◆ What you will do: With the pictures left out, copy the listing below exactly.

◆ Record set:
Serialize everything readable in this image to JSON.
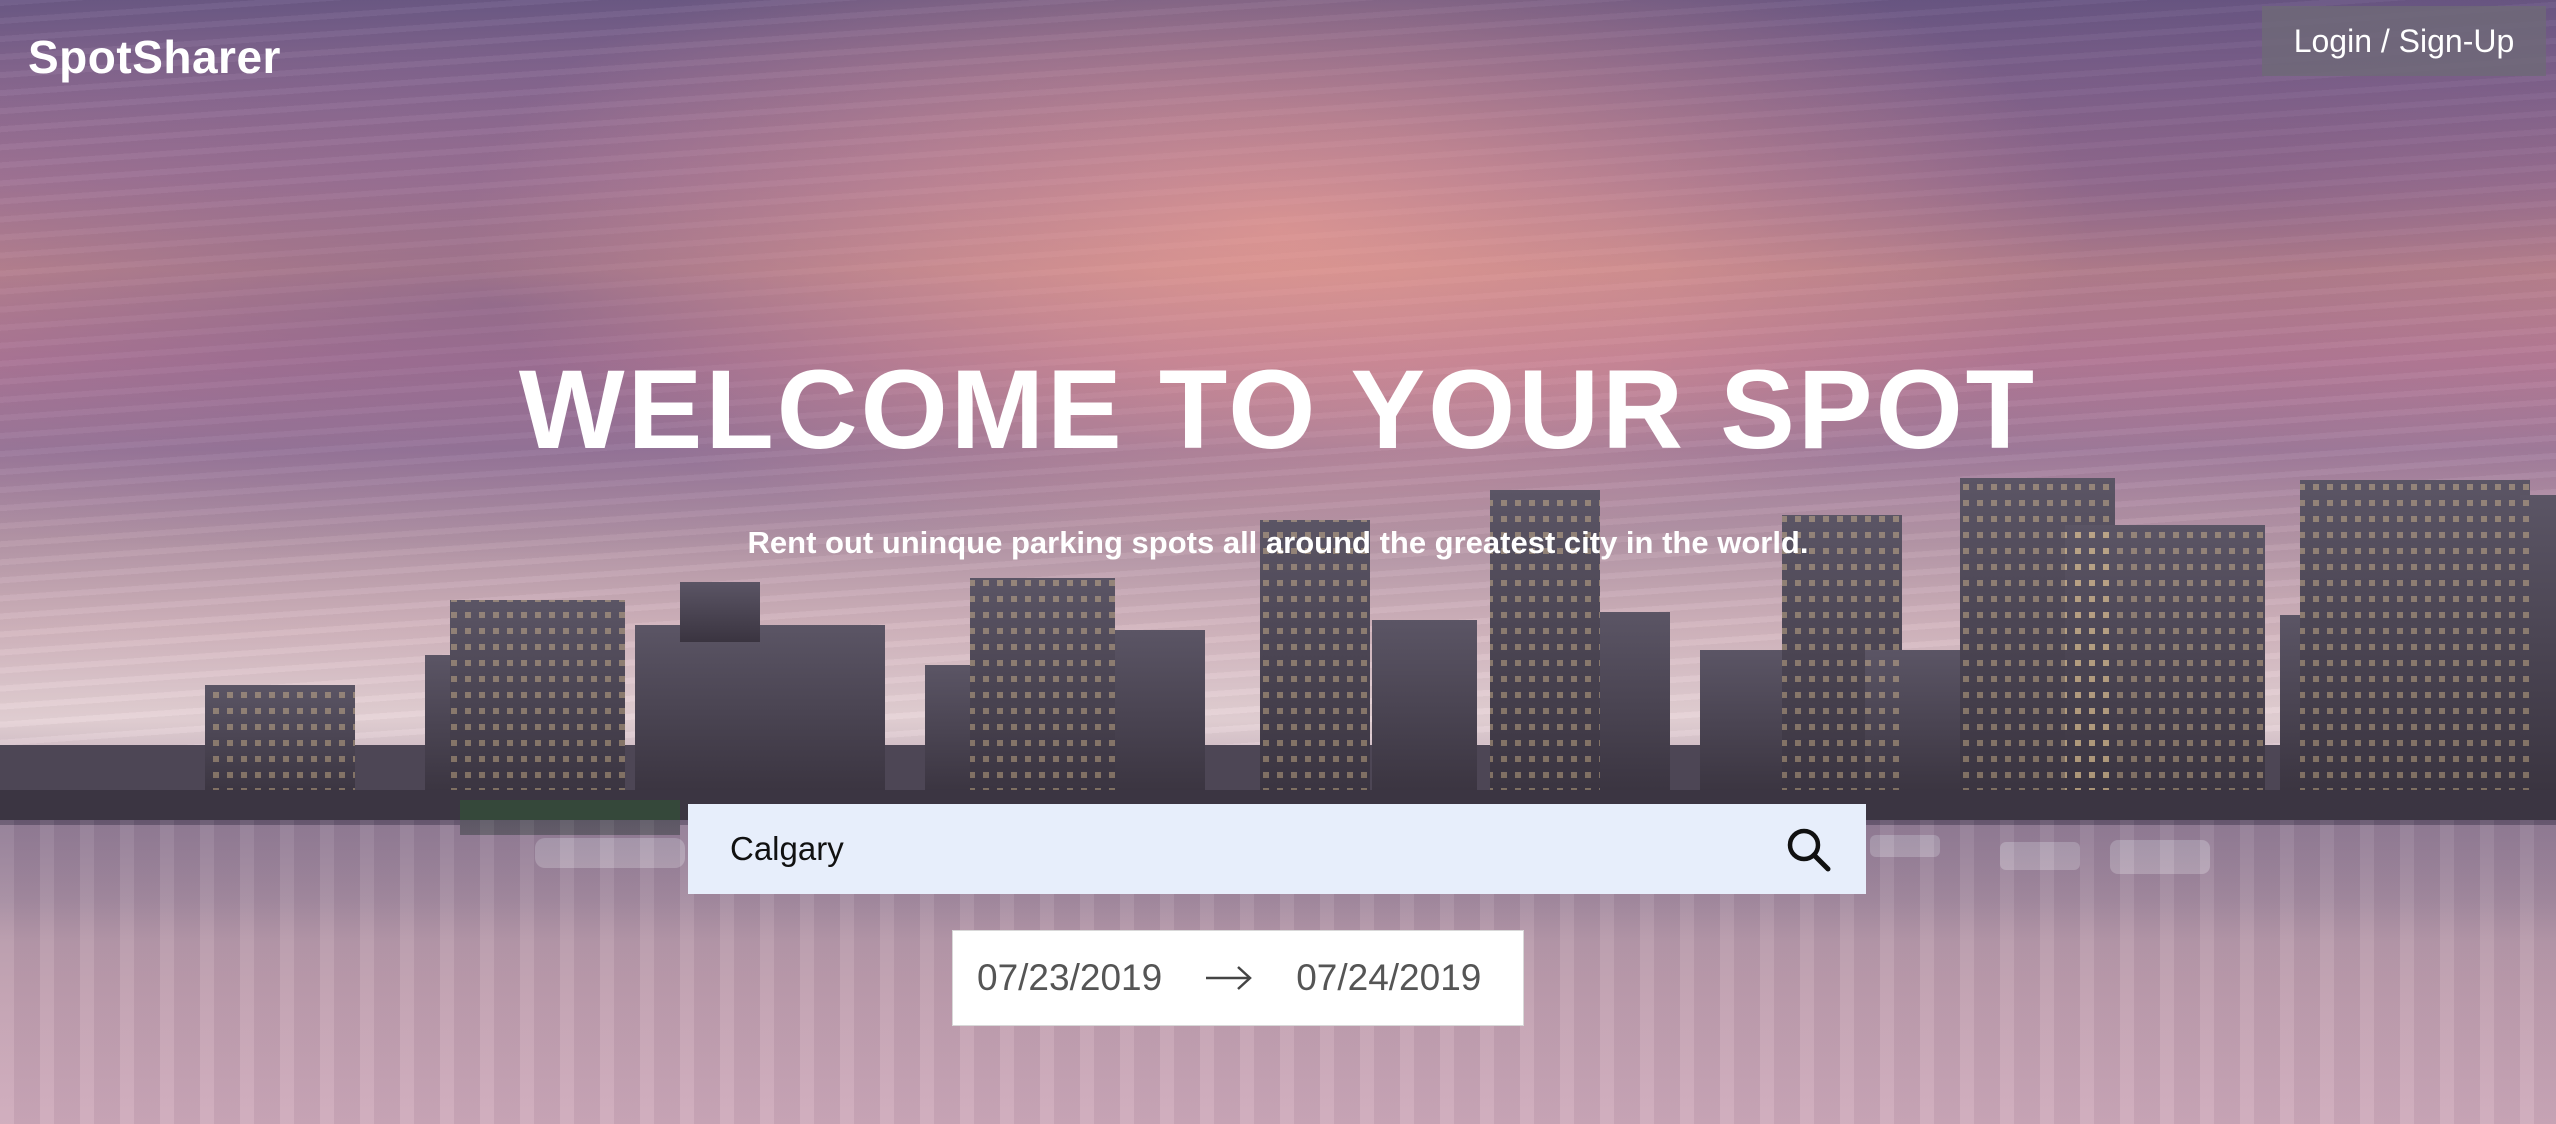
{
  "header": {
    "brand": "SpotSharer",
    "login_label": "Login / Sign-Up"
  },
  "hero": {
    "title": "WELCOME TO YOUR SPOT",
    "subtitle": "Rent out uninque parking spots all around the greatest city in the world."
  },
  "search": {
    "value": "Calgary",
    "icon": "search-icon"
  },
  "dates": {
    "start": "07/23/2019",
    "end": "07/24/2019",
    "separator_icon": "arrow-right-icon"
  },
  "colors": {
    "search_bg": "#e7eefb",
    "login_bg": "#6e6978"
  }
}
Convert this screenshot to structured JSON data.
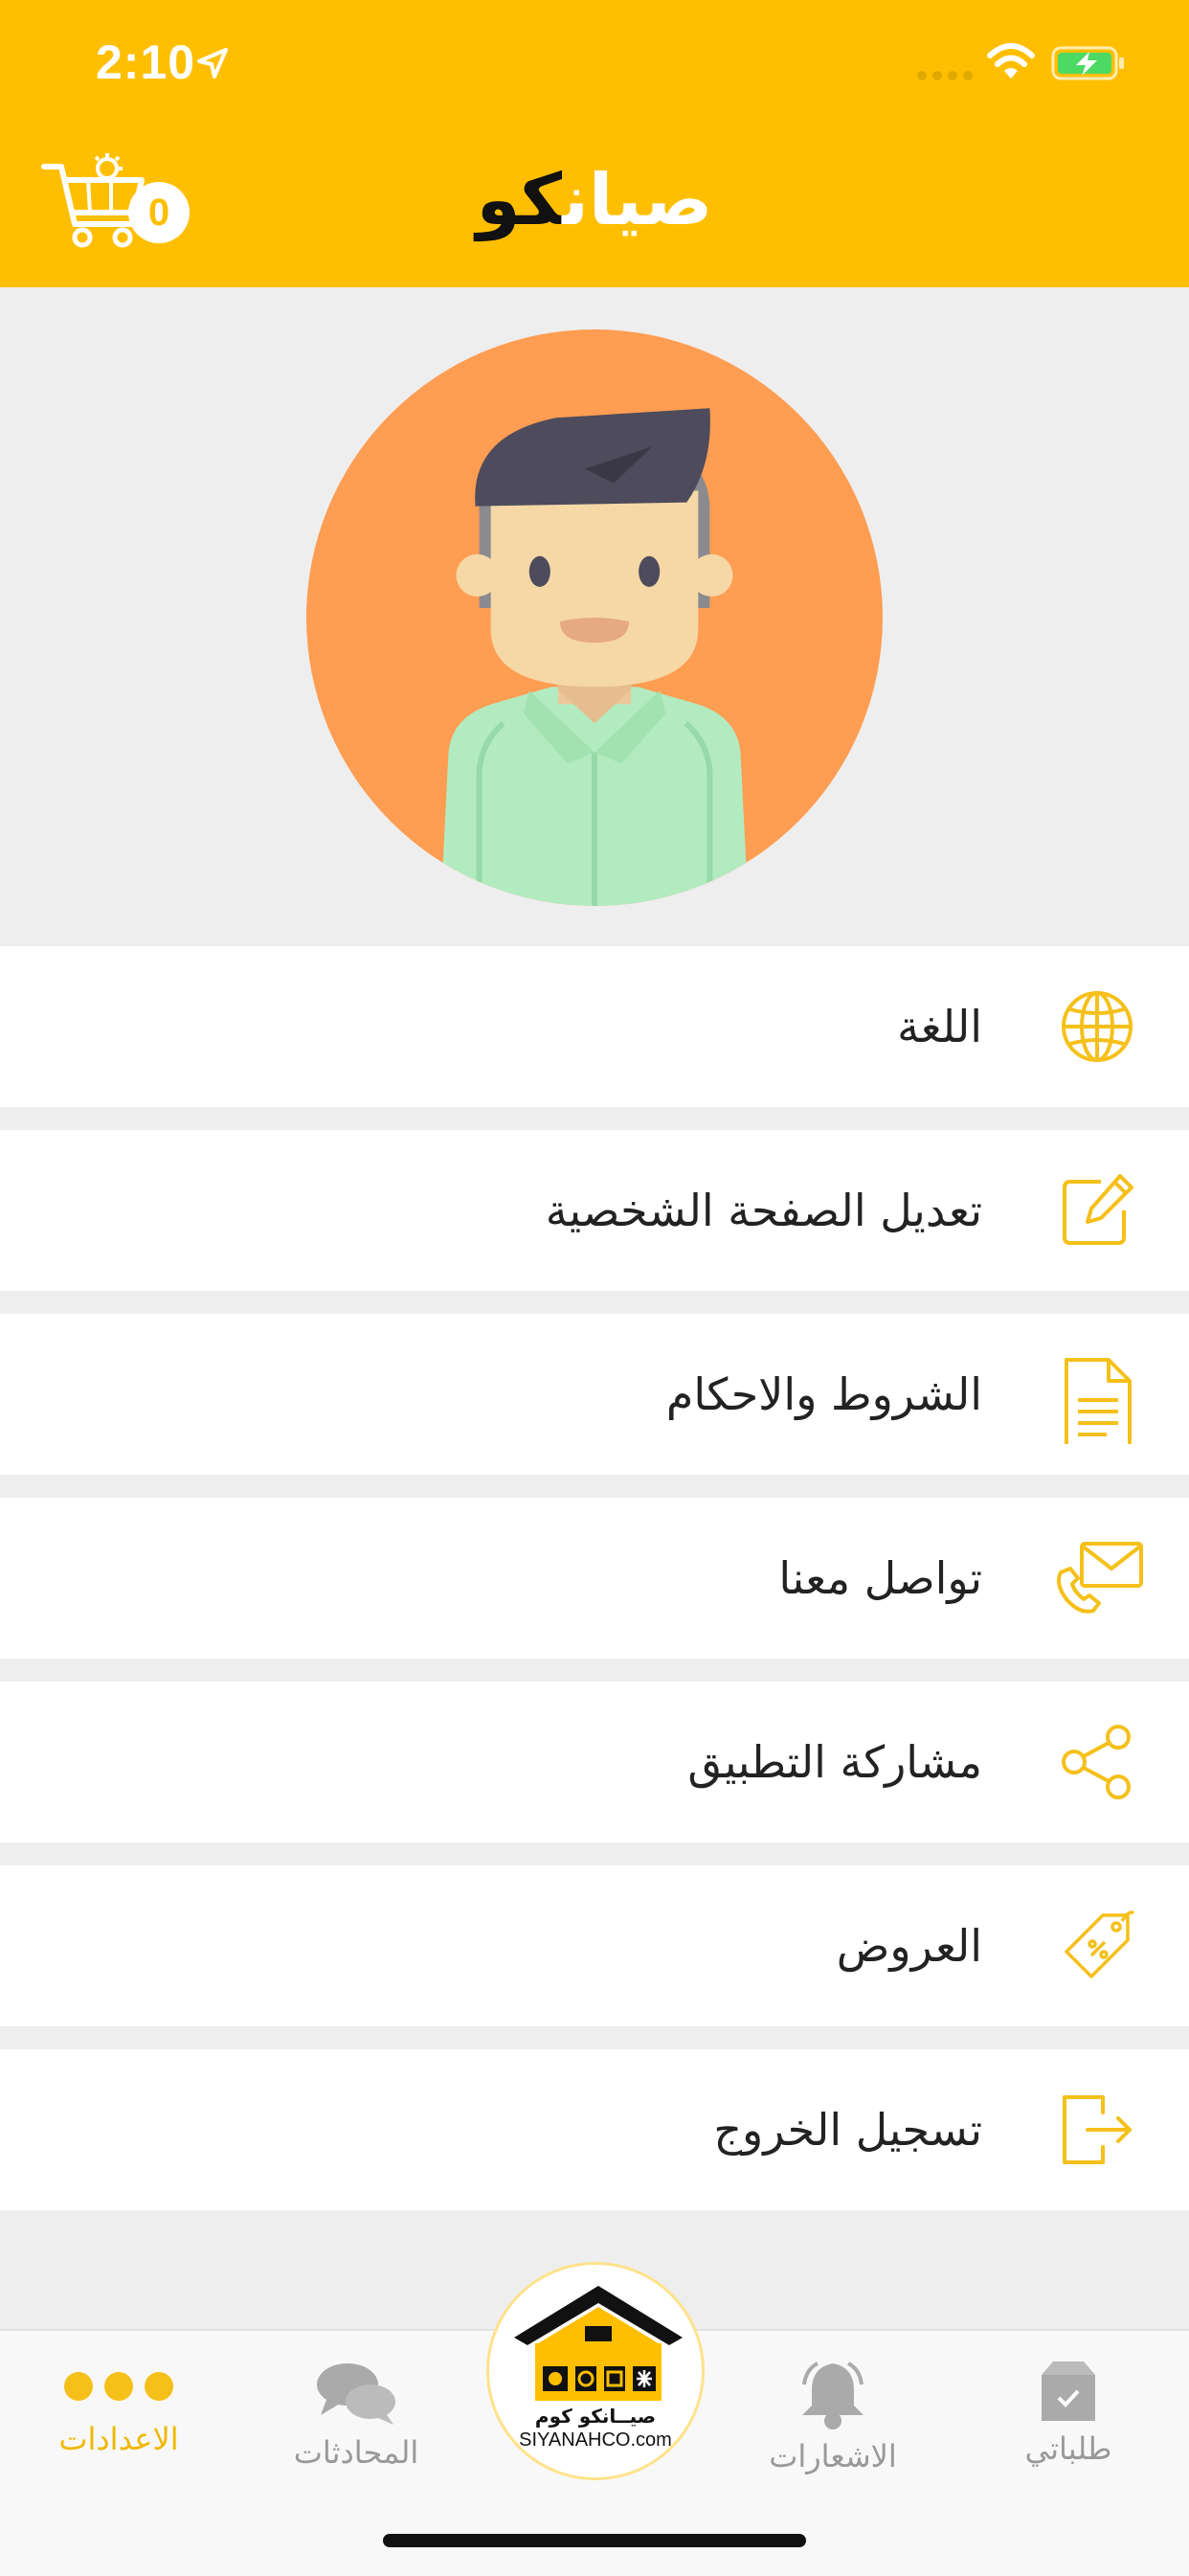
{
  "status_bar": {
    "time": "2:10",
    "icons": [
      "location-arrow-icon",
      "signal-icon",
      "wifi-icon",
      "battery-charging-icon"
    ]
  },
  "header": {
    "logo_part1": "صيان",
    "logo_part2": "كو",
    "cart_count": "0"
  },
  "menu": [
    {
      "label": "اللغة",
      "icon": "globe-icon"
    },
    {
      "label": "تعديل الصفحة الشخصية",
      "icon": "edit-icon"
    },
    {
      "label": "الشروط والاحكام",
      "icon": "document-icon"
    },
    {
      "label": "تواصل معنا",
      "icon": "contact-icon"
    },
    {
      "label": "مشاركة التطبيق",
      "icon": "share-icon"
    },
    {
      "label": "العروض",
      "icon": "tag-icon"
    },
    {
      "label": "تسجيل الخروج",
      "icon": "logout-icon"
    }
  ],
  "tabbar": {
    "settings": "الاعدادات",
    "chats": "المحادثات",
    "notifications": "الاشعارات",
    "orders": "طلباتي",
    "center_brand_ar": "صيــانكو كوم",
    "center_brand_en": "SIYANAHCO.com",
    "active_color": "#f0b800"
  },
  "colors": {
    "brand": "#ffbf00",
    "icon": "#f5c01a",
    "avatar_bg": "#ff9d52"
  }
}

◆ Solution:
Serialize everything readable in this image to JSON.
{
  "header": {
    "brand": "SpotSharer",
    "login_label": "Login / Sign-Up"
  },
  "hero": {
    "title": "WELCOME TO YOUR SPOT",
    "subtitle": "Rent out uninque parking spots all around the greatest city in the world."
  },
  "search": {
    "value": "Calgary",
    "icon": "search-icon"
  },
  "dates": {
    "start": "07/23/2019",
    "end": "07/24/2019",
    "separator_icon": "arrow-right-icon"
  },
  "colors": {
    "search_bg": "#e7eefb",
    "login_bg": "#6e6978"
  }
}
Convert this screenshot to structured JSON data.
{
  "status_bar": {
    "time": "2:10",
    "icons": [
      "location-arrow-icon",
      "signal-icon",
      "wifi-icon",
      "battery-charging-icon"
    ]
  },
  "header": {
    "logo_part1": "صيان",
    "logo_part2": "كو",
    "cart_count": "0"
  },
  "menu": [
    {
      "label": "اللغة",
      "icon": "globe-icon"
    },
    {
      "label": "تعديل الصفحة الشخصية",
      "icon": "edit-icon"
    },
    {
      "label": "الشروط والاحكام",
      "icon": "document-icon"
    },
    {
      "label": "تواصل معنا",
      "icon": "contact-icon"
    },
    {
      "label": "مشاركة التطبيق",
      "icon": "share-icon"
    },
    {
      "label": "العروض",
      "icon": "tag-icon"
    },
    {
      "label": "تسجيل الخروج",
      "icon": "logout-icon"
    }
  ],
  "tabbar": {
    "settings": "الاعدادات",
    "chats": "المحادثات",
    "notifications": "الاشعارات",
    "orders": "طلباتي",
    "center_brand_ar": "صيــانكو كوم",
    "center_brand_en": "SIYANAHCO.com",
    "active_color": "#f0b800"
  },
  "colors": {
    "brand": "#ffbf00",
    "icon": "#f5c01a",
    "avatar_bg": "#ff9d52"
  }
}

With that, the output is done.